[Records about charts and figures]
* START *
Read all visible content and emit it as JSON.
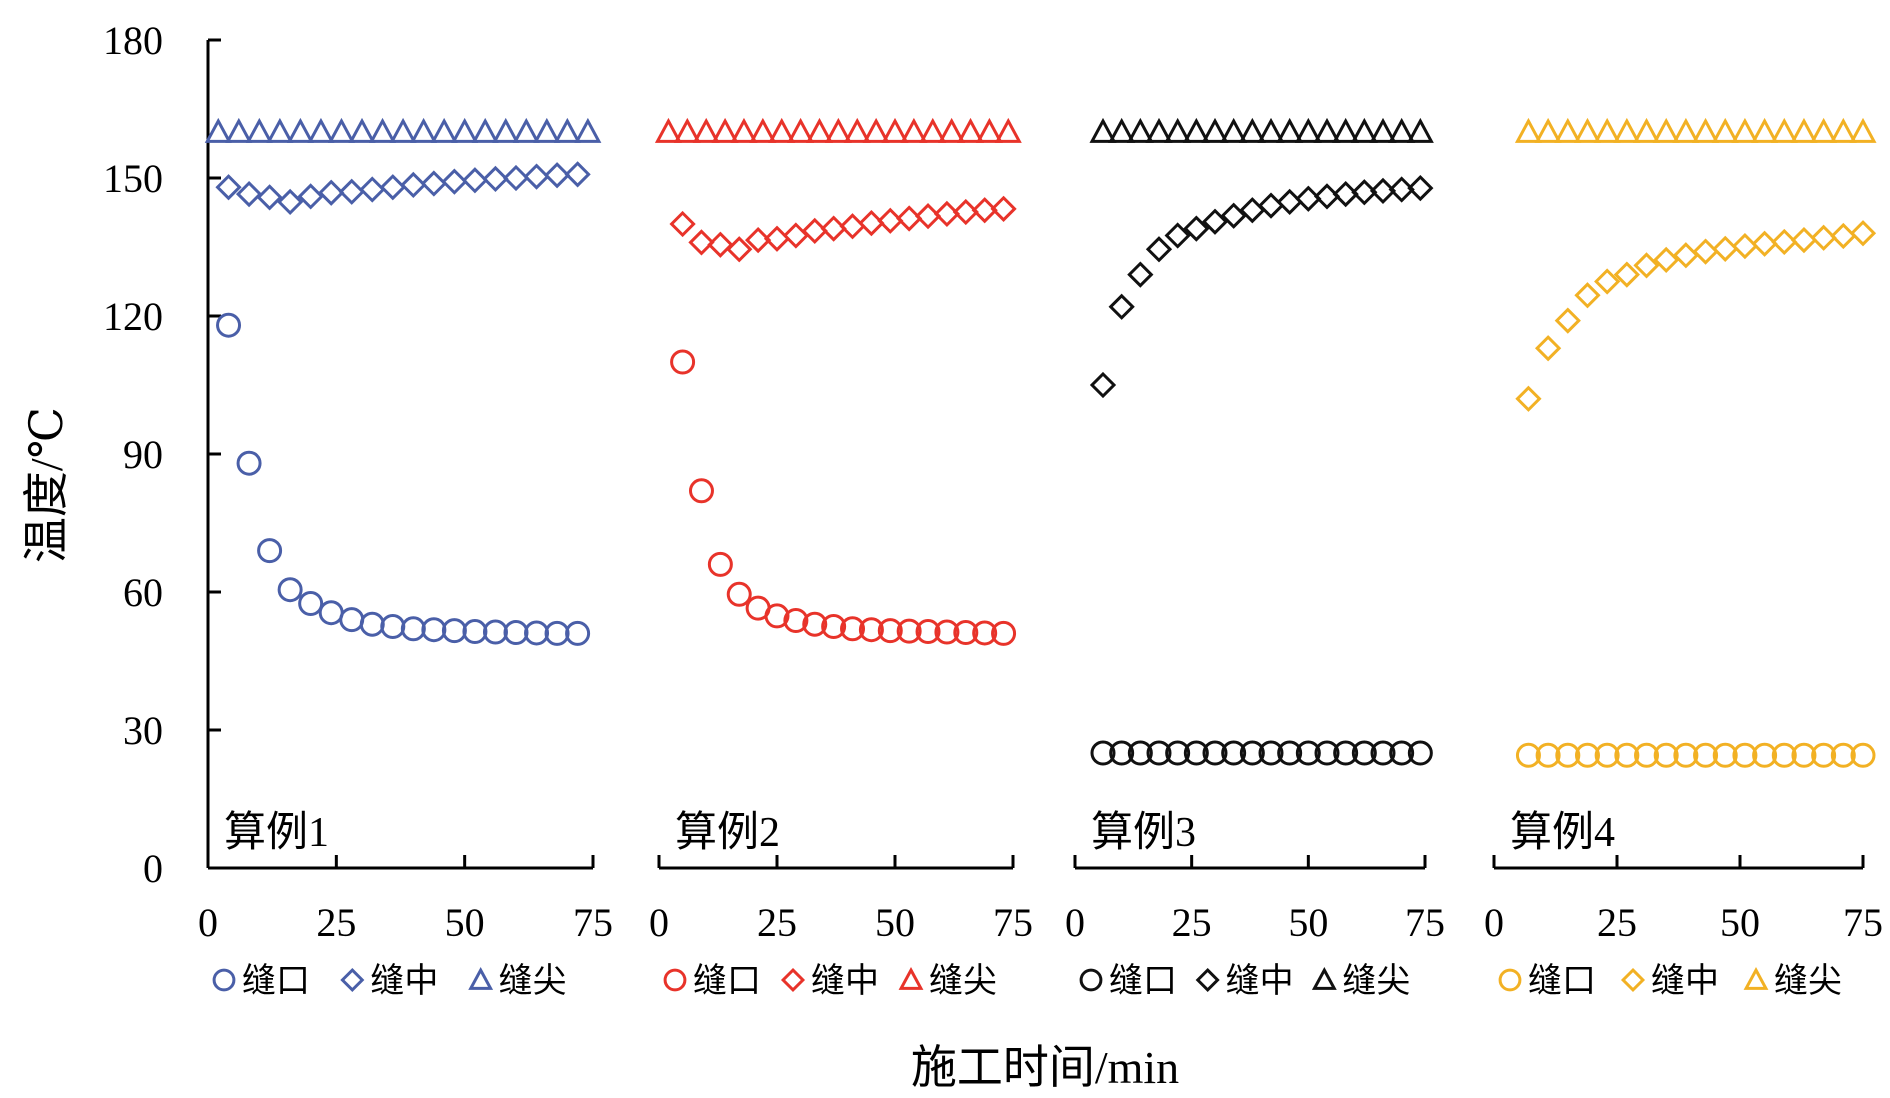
{
  "figure": {
    "ylabel": "温度/℃",
    "xlabel": "施工时间/min"
  },
  "chart_data": [
    {
      "type": "scatter",
      "annotation": "算例1",
      "xlim": [
        0,
        75
      ],
      "ylim": [
        0,
        180
      ],
      "xticks": [
        "0",
        "25",
        "50",
        "75"
      ],
      "yticks": [
        "0",
        "30",
        "60",
        "90",
        "120",
        "150",
        "180"
      ],
      "color": "#4A5FA8",
      "legend": [
        "缝口",
        "缝中",
        "缝尖"
      ],
      "series": [
        {
          "name": "缝口",
          "marker": "circle",
          "x": [
            4,
            8,
            12,
            16,
            20,
            24,
            28,
            32,
            36,
            40,
            44,
            48,
            52,
            56,
            60,
            64,
            68,
            72
          ],
          "y": [
            118,
            88,
            69,
            60.5,
            57.5,
            55.5,
            54,
            53,
            52.5,
            52,
            51.8,
            51.6,
            51.4,
            51.3,
            51.2,
            51.1,
            51,
            51
          ]
        },
        {
          "name": "缝中",
          "marker": "diamond",
          "x": [
            4,
            8,
            12,
            16,
            20,
            24,
            28,
            32,
            36,
            40,
            44,
            48,
            52,
            56,
            60,
            64,
            68,
            72
          ],
          "y": [
            148,
            146.5,
            145.8,
            144.8,
            146,
            146.8,
            147,
            147.5,
            148,
            148.5,
            148.8,
            149.2,
            149.5,
            149.8,
            150,
            150.3,
            150.6,
            150.8
          ]
        },
        {
          "name": "缝尖",
          "marker": "triangle",
          "x": [
            2,
            6,
            10,
            14,
            18,
            22,
            26,
            30,
            34,
            38,
            42,
            46,
            50,
            54,
            58,
            62,
            66,
            70,
            74
          ],
          "y": [
            160,
            160,
            160,
            160,
            160,
            160,
            160,
            160,
            160,
            160,
            160,
            160,
            160,
            160,
            160,
            160,
            160,
            160,
            160
          ]
        }
      ]
    },
    {
      "type": "scatter",
      "annotation": "算例2",
      "xlim": [
        0,
        75
      ],
      "ylim": [
        0,
        180
      ],
      "xticks": [
        "0",
        "25",
        "50",
        "75"
      ],
      "color": "#E8332A",
      "legend": [
        "缝口",
        "缝中",
        "缝尖"
      ],
      "series": [
        {
          "name": "缝口",
          "marker": "circle",
          "x": [
            5,
            9,
            13,
            17,
            21,
            25,
            29,
            33,
            37,
            41,
            45,
            49,
            53,
            57,
            61,
            65,
            69,
            73
          ],
          "y": [
            110,
            82,
            66,
            59.5,
            56.5,
            54.8,
            53.8,
            53,
            52.5,
            52,
            51.8,
            51.6,
            51.5,
            51.4,
            51.3,
            51.2,
            51.1,
            51
          ]
        },
        {
          "name": "缝中",
          "marker": "diamond",
          "x": [
            5,
            9,
            13,
            17,
            21,
            25,
            29,
            33,
            37,
            41,
            45,
            49,
            53,
            57,
            61,
            65,
            69,
            73
          ],
          "y": [
            140,
            136,
            135.5,
            134.5,
            136.5,
            136.8,
            137.5,
            138.5,
            139,
            139.5,
            140.2,
            140.7,
            141.2,
            141.7,
            142.2,
            142.6,
            143,
            143.3
          ]
        },
        {
          "name": "缝尖",
          "marker": "triangle",
          "x": [
            2,
            6,
            10,
            14,
            18,
            22,
            26,
            30,
            34,
            38,
            42,
            46,
            50,
            54,
            58,
            62,
            66,
            70,
            74
          ],
          "y": [
            160,
            160,
            160,
            160,
            160,
            160,
            160,
            160,
            160,
            160,
            160,
            160,
            160,
            160,
            160,
            160,
            160,
            160,
            160
          ]
        }
      ]
    },
    {
      "type": "scatter",
      "annotation": "算例3",
      "xlim": [
        0,
        75
      ],
      "ylim": [
        0,
        180
      ],
      "xticks": [
        "0",
        "25",
        "50",
        "75"
      ],
      "color": "#111111",
      "legend": [
        "缝口",
        "缝中",
        "缝尖"
      ],
      "series": [
        {
          "name": "缝口",
          "marker": "circle",
          "x": [
            6,
            10,
            14,
            18,
            22,
            26,
            30,
            34,
            38,
            42,
            46,
            50,
            54,
            58,
            62,
            66,
            70,
            74
          ],
          "y": [
            25,
            25,
            25,
            25,
            25,
            25,
            25,
            25,
            25,
            25,
            25,
            25,
            25,
            25,
            25,
            25,
            25,
            25
          ]
        },
        {
          "name": "缝中",
          "marker": "diamond",
          "x": [
            6,
            10,
            14,
            18,
            22,
            26,
            30,
            34,
            38,
            42,
            46,
            50,
            54,
            58,
            62,
            66,
            70,
            74
          ],
          "y": [
            105,
            122,
            129,
            134.5,
            137.5,
            139,
            140.5,
            141.8,
            143,
            144,
            144.8,
            145.5,
            146,
            146.5,
            146.9,
            147.2,
            147.5,
            147.8
          ]
        },
        {
          "name": "缝尖",
          "marker": "triangle",
          "x": [
            6,
            10,
            14,
            18,
            22,
            26,
            30,
            34,
            38,
            42,
            46,
            50,
            54,
            58,
            62,
            66,
            70,
            74
          ],
          "y": [
            160,
            160,
            160,
            160,
            160,
            160,
            160,
            160,
            160,
            160,
            160,
            160,
            160,
            160,
            160,
            160,
            160,
            160
          ]
        }
      ]
    },
    {
      "type": "scatter",
      "annotation": "算例4",
      "xlim": [
        0,
        75
      ],
      "ylim": [
        0,
        180
      ],
      "xticks": [
        "0",
        "25",
        "50",
        "75"
      ],
      "color": "#F2B124",
      "legend": [
        "缝口",
        "缝中",
        "缝尖"
      ],
      "series": [
        {
          "name": "缝口",
          "marker": "circle",
          "x": [
            7,
            11,
            15,
            19,
            23,
            27,
            31,
            35,
            39,
            43,
            47,
            51,
            55,
            59,
            63,
            67,
            71,
            75
          ],
          "y": [
            24.5,
            24.5,
            24.5,
            24.5,
            24.5,
            24.5,
            24.5,
            24.5,
            24.5,
            24.5,
            24.5,
            24.5,
            24.5,
            24.5,
            24.5,
            24.5,
            24.5,
            24.5
          ]
        },
        {
          "name": "缝中",
          "marker": "diamond",
          "x": [
            7,
            11,
            15,
            19,
            23,
            27,
            31,
            35,
            39,
            43,
            47,
            51,
            55,
            59,
            63,
            67,
            71,
            75
          ],
          "y": [
            102,
            113,
            119,
            124.5,
            127.5,
            129,
            131,
            132.2,
            133.2,
            134,
            134.6,
            135.2,
            135.7,
            136.1,
            136.5,
            137,
            137.4,
            138
          ]
        },
        {
          "name": "缝尖",
          "marker": "triangle",
          "x": [
            7,
            11,
            15,
            19,
            23,
            27,
            31,
            35,
            39,
            43,
            47,
            51,
            55,
            59,
            63,
            67,
            71,
            75
          ],
          "y": [
            160,
            160,
            160,
            160,
            160,
            160,
            160,
            160,
            160,
            160,
            160,
            160,
            160,
            160,
            160,
            160,
            160,
            160
          ]
        }
      ]
    }
  ]
}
* END *
### WHAT TO PRODUCE
Print each of the records above exactly as written, leaving no picture in the copy.

### TASK RESULT
Read all visible content and emit it as JSON.
{
  "figure": {
    "ylabel": "温度/℃",
    "xlabel": "施工时间/min"
  },
  "chart_data": [
    {
      "type": "scatter",
      "annotation": "算例1",
      "xlim": [
        0,
        75
      ],
      "ylim": [
        0,
        180
      ],
      "xticks": [
        "0",
        "25",
        "50",
        "75"
      ],
      "yticks": [
        "0",
        "30",
        "60",
        "90",
        "120",
        "150",
        "180"
      ],
      "color": "#4A5FA8",
      "legend": [
        "缝口",
        "缝中",
        "缝尖"
      ],
      "series": [
        {
          "name": "缝口",
          "marker": "circle",
          "x": [
            4,
            8,
            12,
            16,
            20,
            24,
            28,
            32,
            36,
            40,
            44,
            48,
            52,
            56,
            60,
            64,
            68,
            72
          ],
          "y": [
            118,
            88,
            69,
            60.5,
            57.5,
            55.5,
            54,
            53,
            52.5,
            52,
            51.8,
            51.6,
            51.4,
            51.3,
            51.2,
            51.1,
            51,
            51
          ]
        },
        {
          "name": "缝中",
          "marker": "diamond",
          "x": [
            4,
            8,
            12,
            16,
            20,
            24,
            28,
            32,
            36,
            40,
            44,
            48,
            52,
            56,
            60,
            64,
            68,
            72
          ],
          "y": [
            148,
            146.5,
            145.8,
            144.8,
            146,
            146.8,
            147,
            147.5,
            148,
            148.5,
            148.8,
            149.2,
            149.5,
            149.8,
            150,
            150.3,
            150.6,
            150.8
          ]
        },
        {
          "name": "缝尖",
          "marker": "triangle",
          "x": [
            2,
            6,
            10,
            14,
            18,
            22,
            26,
            30,
            34,
            38,
            42,
            46,
            50,
            54,
            58,
            62,
            66,
            70,
            74
          ],
          "y": [
            160,
            160,
            160,
            160,
            160,
            160,
            160,
            160,
            160,
            160,
            160,
            160,
            160,
            160,
            160,
            160,
            160,
            160,
            160
          ]
        }
      ]
    },
    {
      "type": "scatter",
      "annotation": "算例2",
      "xlim": [
        0,
        75
      ],
      "ylim": [
        0,
        180
      ],
      "xticks": [
        "0",
        "25",
        "50",
        "75"
      ],
      "color": "#E8332A",
      "legend": [
        "缝口",
        "缝中",
        "缝尖"
      ],
      "series": [
        {
          "name": "缝口",
          "marker": "circle",
          "x": [
            5,
            9,
            13,
            17,
            21,
            25,
            29,
            33,
            37,
            41,
            45,
            49,
            53,
            57,
            61,
            65,
            69,
            73
          ],
          "y": [
            110,
            82,
            66,
            59.5,
            56.5,
            54.8,
            53.8,
            53,
            52.5,
            52,
            51.8,
            51.6,
            51.5,
            51.4,
            51.3,
            51.2,
            51.1,
            51
          ]
        },
        {
          "name": "缝中",
          "marker": "diamond",
          "x": [
            5,
            9,
            13,
            17,
            21,
            25,
            29,
            33,
            37,
            41,
            45,
            49,
            53,
            57,
            61,
            65,
            69,
            73
          ],
          "y": [
            140,
            136,
            135.5,
            134.5,
            136.5,
            136.8,
            137.5,
            138.5,
            139,
            139.5,
            140.2,
            140.7,
            141.2,
            141.7,
            142.2,
            142.6,
            143,
            143.3
          ]
        },
        {
          "name": "缝尖",
          "marker": "triangle",
          "x": [
            2,
            6,
            10,
            14,
            18,
            22,
            26,
            30,
            34,
            38,
            42,
            46,
            50,
            54,
            58,
            62,
            66,
            70,
            74
          ],
          "y": [
            160,
            160,
            160,
            160,
            160,
            160,
            160,
            160,
            160,
            160,
            160,
            160,
            160,
            160,
            160,
            160,
            160,
            160,
            160
          ]
        }
      ]
    },
    {
      "type": "scatter",
      "annotation": "算例3",
      "xlim": [
        0,
        75
      ],
      "ylim": [
        0,
        180
      ],
      "xticks": [
        "0",
        "25",
        "50",
        "75"
      ],
      "color": "#111111",
      "legend": [
        "缝口",
        "缝中",
        "缝尖"
      ],
      "series": [
        {
          "name": "缝口",
          "marker": "circle",
          "x": [
            6,
            10,
            14,
            18,
            22,
            26,
            30,
            34,
            38,
            42,
            46,
            50,
            54,
            58,
            62,
            66,
            70,
            74
          ],
          "y": [
            25,
            25,
            25,
            25,
            25,
            25,
            25,
            25,
            25,
            25,
            25,
            25,
            25,
            25,
            25,
            25,
            25,
            25
          ]
        },
        {
          "name": "缝中",
          "marker": "diamond",
          "x": [
            6,
            10,
            14,
            18,
            22,
            26,
            30,
            34,
            38,
            42,
            46,
            50,
            54,
            58,
            62,
            66,
            70,
            74
          ],
          "y": [
            105,
            122,
            129,
            134.5,
            137.5,
            139,
            140.5,
            141.8,
            143,
            144,
            144.8,
            145.5,
            146,
            146.5,
            146.9,
            147.2,
            147.5,
            147.8
          ]
        },
        {
          "name": "缝尖",
          "marker": "triangle",
          "x": [
            6,
            10,
            14,
            18,
            22,
            26,
            30,
            34,
            38,
            42,
            46,
            50,
            54,
            58,
            62,
            66,
            70,
            74
          ],
          "y": [
            160,
            160,
            160,
            160,
            160,
            160,
            160,
            160,
            160,
            160,
            160,
            160,
            160,
            160,
            160,
            160,
            160,
            160
          ]
        }
      ]
    },
    {
      "type": "scatter",
      "annotation": "算例4",
      "xlim": [
        0,
        75
      ],
      "ylim": [
        0,
        180
      ],
      "xticks": [
        "0",
        "25",
        "50",
        "75"
      ],
      "color": "#F2B124",
      "legend": [
        "缝口",
        "缝中",
        "缝尖"
      ],
      "series": [
        {
          "name": "缝口",
          "marker": "circle",
          "x": [
            7,
            11,
            15,
            19,
            23,
            27,
            31,
            35,
            39,
            43,
            47,
            51,
            55,
            59,
            63,
            67,
            71,
            75
          ],
          "y": [
            24.5,
            24.5,
            24.5,
            24.5,
            24.5,
            24.5,
            24.5,
            24.5,
            24.5,
            24.5,
            24.5,
            24.5,
            24.5,
            24.5,
            24.5,
            24.5,
            24.5,
            24.5
          ]
        },
        {
          "name": "缝中",
          "marker": "diamond",
          "x": [
            7,
            11,
            15,
            19,
            23,
            27,
            31,
            35,
            39,
            43,
            47,
            51,
            55,
            59,
            63,
            67,
            71,
            75
          ],
          "y": [
            102,
            113,
            119,
            124.5,
            127.5,
            129,
            131,
            132.2,
            133.2,
            134,
            134.6,
            135.2,
            135.7,
            136.1,
            136.5,
            137,
            137.4,
            138
          ]
        },
        {
          "name": "缝尖",
          "marker": "triangle",
          "x": [
            7,
            11,
            15,
            19,
            23,
            27,
            31,
            35,
            39,
            43,
            47,
            51,
            55,
            59,
            63,
            67,
            71,
            75
          ],
          "y": [
            160,
            160,
            160,
            160,
            160,
            160,
            160,
            160,
            160,
            160,
            160,
            160,
            160,
            160,
            160,
            160,
            160,
            160
          ]
        }
      ]
    }
  ]
}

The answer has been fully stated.